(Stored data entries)
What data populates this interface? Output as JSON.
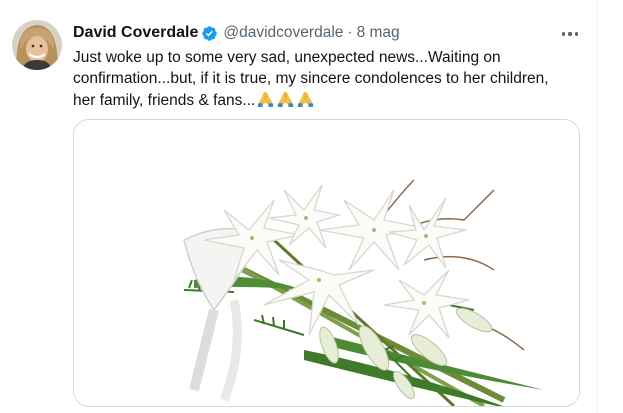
{
  "tweet": {
    "author_name": "David Coverdale",
    "author_handle": "@davidcoverdale",
    "separator": "·",
    "date": "8 mag",
    "text_lines": [
      "Just woke up to some very sad, unexpected news...Waiting on",
      "confirmation...but, if it is true, my sincere condolences to her children,",
      "her family, friends & fans..."
    ],
    "emoji": [
      "folded-hands",
      "folded-hands",
      "folded-hands"
    ],
    "verified_badge_color": "#1d9bf0"
  },
  "icons": {
    "verified": "verified-badge-icon",
    "more": "more-options-icon"
  },
  "media": {
    "subject": "white-lily-funeral-bouquet"
  }
}
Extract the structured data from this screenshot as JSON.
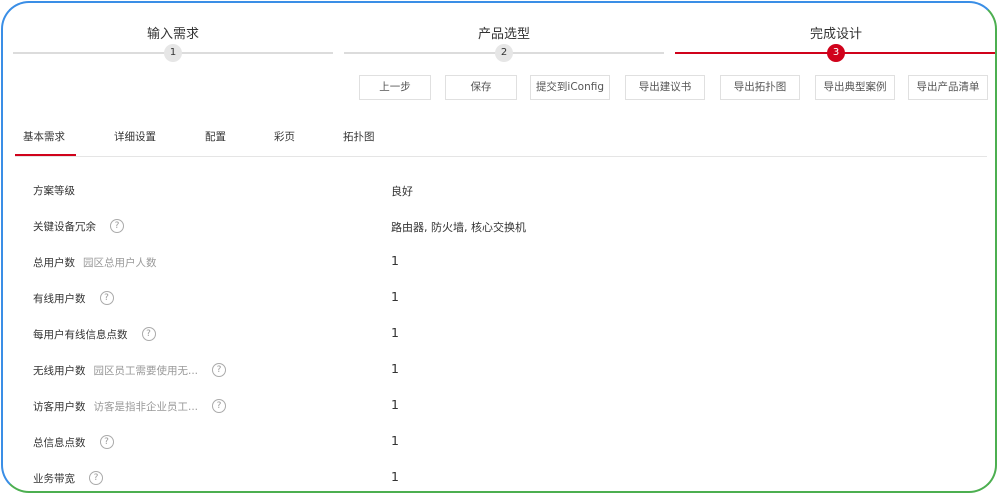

▶ Job
Leave out the pictures and restate everything else word for word.

▶ Solution to the problem
What data populates this interface? Output as JSON.
{
  "tweet": {
    "author_name": "David Coverdale",
    "author_handle": "@davidcoverdale",
    "separator": "·",
    "date": "8 mag",
    "text_lines": [
      "Just woke up to some very sad, unexpected news...Waiting on",
      "confirmation...but, if it is true, my sincere condolences to her children,",
      "her family, friends & fans..."
    ],
    "emoji": [
      "folded-hands",
      "folded-hands",
      "folded-hands"
    ],
    "verified_badge_color": "#1d9bf0"
  },
  "icons": {
    "verified": "verified-badge-icon",
    "more": "more-options-icon"
  },
  "media": {
    "subject": "white-lily-funeral-bouquet"
  }
}
Extract the structured data from this screenshot as JSON.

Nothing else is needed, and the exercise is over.